Direction - Retype the listing that follows, word for word.

* Begin Supplied information *

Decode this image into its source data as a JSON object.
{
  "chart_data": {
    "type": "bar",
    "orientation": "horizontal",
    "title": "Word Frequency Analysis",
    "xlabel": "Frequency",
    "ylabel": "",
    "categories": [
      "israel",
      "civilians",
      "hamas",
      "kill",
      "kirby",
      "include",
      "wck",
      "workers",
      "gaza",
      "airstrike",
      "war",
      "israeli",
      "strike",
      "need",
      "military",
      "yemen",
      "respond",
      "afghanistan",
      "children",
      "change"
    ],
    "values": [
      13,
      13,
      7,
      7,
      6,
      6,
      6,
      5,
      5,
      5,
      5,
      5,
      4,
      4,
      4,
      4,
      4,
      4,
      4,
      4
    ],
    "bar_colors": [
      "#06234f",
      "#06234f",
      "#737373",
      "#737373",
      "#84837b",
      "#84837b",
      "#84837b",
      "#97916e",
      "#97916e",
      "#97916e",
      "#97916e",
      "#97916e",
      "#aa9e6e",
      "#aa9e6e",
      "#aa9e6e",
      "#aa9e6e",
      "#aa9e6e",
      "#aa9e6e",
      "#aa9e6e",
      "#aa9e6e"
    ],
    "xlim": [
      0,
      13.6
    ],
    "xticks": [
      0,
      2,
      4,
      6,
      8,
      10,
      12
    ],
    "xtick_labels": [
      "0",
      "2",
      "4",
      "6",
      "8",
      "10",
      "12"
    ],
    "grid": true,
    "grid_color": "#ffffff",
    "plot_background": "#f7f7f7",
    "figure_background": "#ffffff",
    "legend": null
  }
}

* End Supplied information *

Answer -
Decode this image into its source data as a JSON object.
{
  "chart_data": {
    "type": "bar",
    "orientation": "horizontal",
    "title": "Word Frequency Analysis",
    "xlabel": "Frequency",
    "ylabel": "",
    "categories": [
      "israel",
      "civilians",
      "hamas",
      "kill",
      "kirby",
      "include",
      "wck",
      "workers",
      "gaza",
      "airstrike",
      "war",
      "israeli",
      "strike",
      "need",
      "military",
      "yemen",
      "respond",
      "afghanistan",
      "children",
      "change"
    ],
    "values": [
      13,
      13,
      7,
      7,
      6,
      6,
      6,
      5,
      5,
      5,
      5,
      5,
      4,
      4,
      4,
      4,
      4,
      4,
      4,
      4
    ],
    "bar_colors": [
      "#06234f",
      "#06234f",
      "#737373",
      "#737373",
      "#84837b",
      "#84837b",
      "#84837b",
      "#97916e",
      "#97916e",
      "#97916e",
      "#97916e",
      "#97916e",
      "#aa9e6e",
      "#aa9e6e",
      "#aa9e6e",
      "#aa9e6e",
      "#aa9e6e",
      "#aa9e6e",
      "#aa9e6e",
      "#aa9e6e"
    ],
    "xlim": [
      0,
      13.6
    ],
    "xticks": [
      0,
      2,
      4,
      6,
      8,
      10,
      12
    ],
    "xtick_labels": [
      "0",
      "2",
      "4",
      "6",
      "8",
      "10",
      "12"
    ],
    "grid": true,
    "grid_color": "#ffffff",
    "plot_background": "#f7f7f7",
    "figure_background": "#ffffff",
    "legend": null
  }
}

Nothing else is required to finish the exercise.